* WORK REQUIRED *
Write out the whole listing, matching it exactly.

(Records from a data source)
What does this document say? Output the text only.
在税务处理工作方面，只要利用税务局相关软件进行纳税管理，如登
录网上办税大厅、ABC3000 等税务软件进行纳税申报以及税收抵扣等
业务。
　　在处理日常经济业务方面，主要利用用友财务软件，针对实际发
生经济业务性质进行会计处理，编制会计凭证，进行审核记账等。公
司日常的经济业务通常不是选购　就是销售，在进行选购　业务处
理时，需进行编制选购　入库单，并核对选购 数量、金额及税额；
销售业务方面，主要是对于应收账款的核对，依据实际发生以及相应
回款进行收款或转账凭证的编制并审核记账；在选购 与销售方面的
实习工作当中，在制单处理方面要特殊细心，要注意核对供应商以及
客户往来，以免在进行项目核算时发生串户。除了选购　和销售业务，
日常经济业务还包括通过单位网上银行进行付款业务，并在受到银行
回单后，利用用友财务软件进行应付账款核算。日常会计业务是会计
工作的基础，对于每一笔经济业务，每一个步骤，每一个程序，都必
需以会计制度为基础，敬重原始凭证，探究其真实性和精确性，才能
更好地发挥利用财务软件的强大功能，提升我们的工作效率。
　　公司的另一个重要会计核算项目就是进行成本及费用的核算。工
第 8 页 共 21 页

* TASK ANSWER *
What does this document say? Output the text only.
在税务处理工作方面，只要利用税务局相关软件进行纳税管理，如登
录网上办税大厅、ABC3000 等税务软件进行纳税申报以及税收抵扣等
业务。
　　在处理日常经济业务方面，主要利用用友财务软件，针对实际发
生经济业务性质进行会计处理，编制会计凭证，进行审核记账等。公
司日常的经济业务通常不是选购　就是销售，在进行选购　业务处
理时，需进行编制选购　入库单，并核对选购 数量、金额及税额；
销售业务方面，主要是对于应收账款的核对，依据实际发生以及相应
回款进行收款或转账凭证的编制并审核记账；在选购 与销售方面的
实习工作当中，在制单处理方面要特殊细心，要注意核对供应商以及
客户往来，以免在进行项目核算时发生串户。除了选购　和销售业务，
日常经济业务还包括通过单位网上银行进行付款业务，并在受到银行
回单后，利用用友财务软件进行应付账款核算。日常会计业务是会计
工作的基础，对于每一笔经济业务，每一个步骤，每一个程序，都必
需以会计制度为基础，敬重原始凭证，探究其真实性和精确性，才能
更好地发挥利用财务软件的强大功能，提升我们的工作效率。
　　公司的另一个重要会计核算项目就是进行成本及费用的核算。工
第 8 页 共 21 页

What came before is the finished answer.